--- RECORDS FOR PROCESSING ---
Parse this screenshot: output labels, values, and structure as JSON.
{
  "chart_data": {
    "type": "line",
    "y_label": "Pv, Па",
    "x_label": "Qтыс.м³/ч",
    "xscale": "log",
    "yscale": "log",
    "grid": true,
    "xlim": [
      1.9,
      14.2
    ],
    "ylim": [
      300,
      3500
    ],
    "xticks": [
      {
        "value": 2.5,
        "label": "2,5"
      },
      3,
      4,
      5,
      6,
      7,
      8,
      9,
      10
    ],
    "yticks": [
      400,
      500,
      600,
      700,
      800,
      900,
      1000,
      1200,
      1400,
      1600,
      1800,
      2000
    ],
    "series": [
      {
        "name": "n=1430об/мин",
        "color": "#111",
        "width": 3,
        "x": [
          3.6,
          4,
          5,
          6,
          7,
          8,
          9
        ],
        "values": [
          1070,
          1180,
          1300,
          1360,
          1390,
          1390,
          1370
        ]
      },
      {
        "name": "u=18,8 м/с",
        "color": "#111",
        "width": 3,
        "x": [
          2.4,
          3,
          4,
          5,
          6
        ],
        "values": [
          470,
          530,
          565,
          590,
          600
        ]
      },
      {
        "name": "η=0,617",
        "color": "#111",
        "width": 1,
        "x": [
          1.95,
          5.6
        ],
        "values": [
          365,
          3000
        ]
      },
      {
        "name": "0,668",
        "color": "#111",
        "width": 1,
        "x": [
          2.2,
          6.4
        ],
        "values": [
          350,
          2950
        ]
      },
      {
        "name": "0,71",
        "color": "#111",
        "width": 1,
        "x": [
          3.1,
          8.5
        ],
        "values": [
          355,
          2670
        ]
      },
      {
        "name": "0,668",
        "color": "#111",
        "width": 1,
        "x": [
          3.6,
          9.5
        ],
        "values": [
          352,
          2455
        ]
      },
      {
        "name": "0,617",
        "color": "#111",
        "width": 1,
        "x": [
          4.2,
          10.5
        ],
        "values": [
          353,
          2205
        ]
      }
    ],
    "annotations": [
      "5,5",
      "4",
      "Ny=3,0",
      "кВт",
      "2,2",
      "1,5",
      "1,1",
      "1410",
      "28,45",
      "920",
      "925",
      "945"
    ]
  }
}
---
All the entries above need to be reproduced exactly.

**FULL SOLUTION**:
Parse this screenshot: output labels, values, and structure as JSON.
{
  "chart_data": {
    "type": "line",
    "y_label": "Pv, Па",
    "x_label": "Qтыс.м³/ч",
    "xscale": "log",
    "yscale": "log",
    "grid": true,
    "xlim": [
      1.9,
      14.2
    ],
    "ylim": [
      300,
      3500
    ],
    "xticks": [
      {
        "value": 2.5,
        "label": "2,5"
      },
      3,
      4,
      5,
      6,
      7,
      8,
      9,
      10
    ],
    "yticks": [
      400,
      500,
      600,
      700,
      800,
      900,
      1000,
      1200,
      1400,
      1600,
      1800,
      2000
    ],
    "series": [
      {
        "name": "n=1430об/мин",
        "color": "#111",
        "width": 3,
        "x": [
          3.6,
          4,
          5,
          6,
          7,
          8,
          9
        ],
        "values": [
          1070,
          1180,
          1300,
          1360,
          1390,
          1390,
          1370
        ]
      },
      {
        "name": "u=18,8 м/с",
        "color": "#111",
        "width": 3,
        "x": [
          2.4,
          3,
          4,
          5,
          6
        ],
        "values": [
          470,
          530,
          565,
          590,
          600
        ]
      },
      {
        "name": "η=0,617",
        "color": "#111",
        "width": 1,
        "x": [
          1.95,
          5.6
        ],
        "values": [
          365,
          3000
        ]
      },
      {
        "name": "0,668",
        "color": "#111",
        "width": 1,
        "x": [
          2.2,
          6.4
        ],
        "values": [
          350,
          2950
        ]
      },
      {
        "name": "0,71",
        "color": "#111",
        "width": 1,
        "x": [
          3.1,
          8.5
        ],
        "values": [
          355,
          2670
        ]
      },
      {
        "name": "0,668",
        "color": "#111",
        "width": 1,
        "x": [
          3.6,
          9.5
        ],
        "values": [
          352,
          2455
        ]
      },
      {
        "name": "0,617",
        "color": "#111",
        "width": 1,
        "x": [
          4.2,
          10.5
        ],
        "values": [
          353,
          2205
        ]
      }
    ],
    "annotations": [
      "5,5",
      "4",
      "Ny=3,0",
      "кВт",
      "2,2",
      "1,5",
      "1,1",
      "1410",
      "28,45",
      "920",
      "925",
      "945"
    ]
  }
}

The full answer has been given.